BRIEF:
Seek out every line containing the word "ACTIONS", and copy each.

RECORD LIST:
┏━━

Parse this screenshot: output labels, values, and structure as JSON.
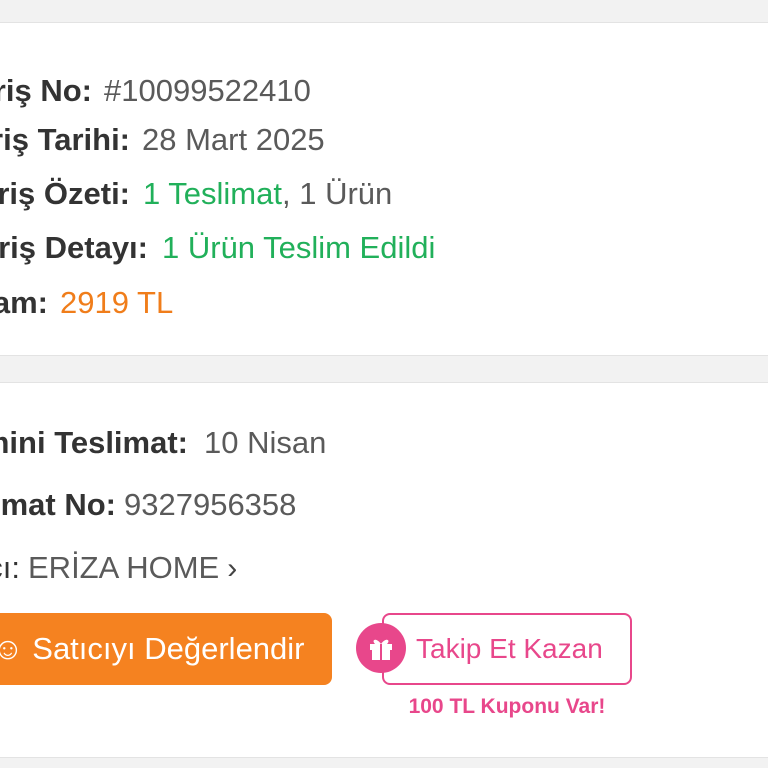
{
  "order": {
    "order_no_label": "Sipariş No:",
    "order_no_value": "#10099522410",
    "order_date_label": "Sipariş Tarihi:",
    "order_date_value": "28 Mart 2025",
    "summary_label": "Sipariş Özeti:",
    "summary_delivery": "1 Teslimat",
    "summary_sep": ", ",
    "summary_items": "1 Ürün",
    "detail_label": "Sipariş Detayı:",
    "detail_value": "1 Ürün Teslim Edildi",
    "total_label": "Toplam:",
    "total_value": "2919 TL"
  },
  "delivery": {
    "estimated_label": "Tahmini Teslimat:",
    "estimated_value": "10 Nisan",
    "delivery_no_label": "Teslimat No:",
    "delivery_no_value": "9327956358",
    "seller_label": "Satıcı:",
    "seller_value": "ERİZA HOME",
    "seller_chevron": "›",
    "rate_button_label": "☺ Satıcıyı Değerlendir",
    "follow_button_label": "Takip Et Kazan",
    "coupon_note": "100 TL Kuponu Var!"
  },
  "colors": {
    "green": "#21b05a",
    "orange": "#f07d1a",
    "pink": "#e8478b",
    "button_orange": "#f58220"
  },
  "icons": {
    "gift": "gift-icon",
    "chevron": "chevron-right-icon"
  }
}
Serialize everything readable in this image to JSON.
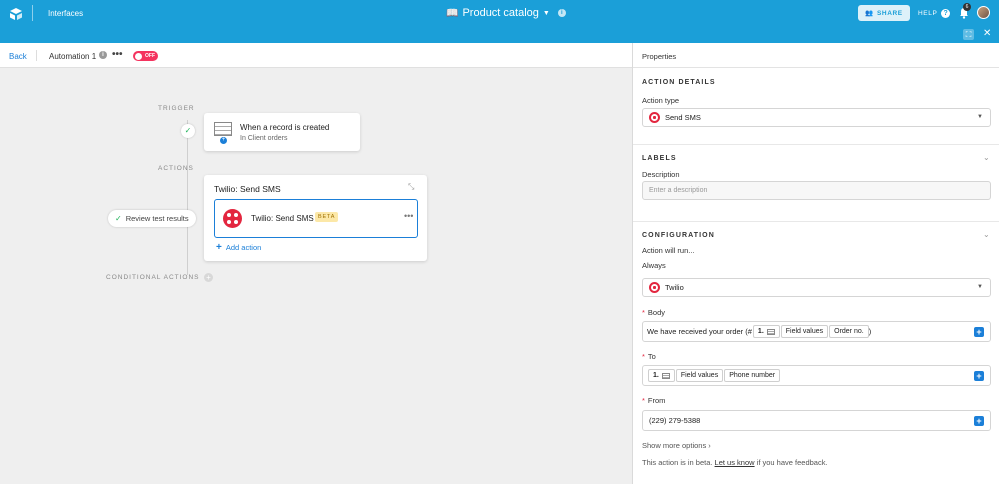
{
  "topbar": {
    "interfaces_label": "Interfaces",
    "base_title": "Product catalog",
    "share_label": "SHARE",
    "help_label": "HELP",
    "notification_count": "6"
  },
  "automation": {
    "back_label": "Back",
    "name": "Automation 1",
    "more_label": "•••",
    "toggle_label": "OFF",
    "trigger_section": "TRIGGER",
    "actions_section": "ACTIONS",
    "conditional_section": "CONDITIONAL ACTIONS",
    "trigger_title": "When a record is created",
    "trigger_subtitle": "In Client orders",
    "review_label": "Review test results",
    "action_card_title": "Twilio: Send SMS",
    "action_step_label": "Twilio: Send SMS",
    "beta_badge": "BETA",
    "step_more": "•••",
    "add_action_label": "Add action"
  },
  "properties": {
    "panel_title": "Properties",
    "action_details_heading": "ACTION DETAILS",
    "action_type_label": "Action type",
    "action_type_value": "Send SMS",
    "labels_heading": "LABELS",
    "description_label": "Description",
    "description_placeholder": "Enter a description",
    "configuration_heading": "CONFIGURATION",
    "action_will_run": "Action will run...",
    "always_label": "Always",
    "integration_value": "Twilio",
    "body_label": "Body",
    "body_text": "We have received your order (#",
    "body_token_num": "1.",
    "body_token_field": "Field values",
    "body_token_value": "Order no.",
    "body_suffix": ")",
    "to_label": "To",
    "to_token_num": "1.",
    "to_token_field": "Field values",
    "to_token_value": "Phone number",
    "from_label": "From",
    "from_value": "(229) 279-5388",
    "show_more_label": "Show more options",
    "beta_note_prefix": "This action is in beta.",
    "beta_note_link": "Let us know",
    "beta_note_suffix": "if you have feedback."
  },
  "colors": {
    "topbar": "#1b9fd8",
    "accent": "#1b7fd8",
    "twilio": "#e3263f",
    "success": "#20b35a"
  }
}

┗━━

RIGHT ANSWER:
    "actions_section": "ACTIONS",
    "conditional_section": "CONDITIONAL ACTIONS",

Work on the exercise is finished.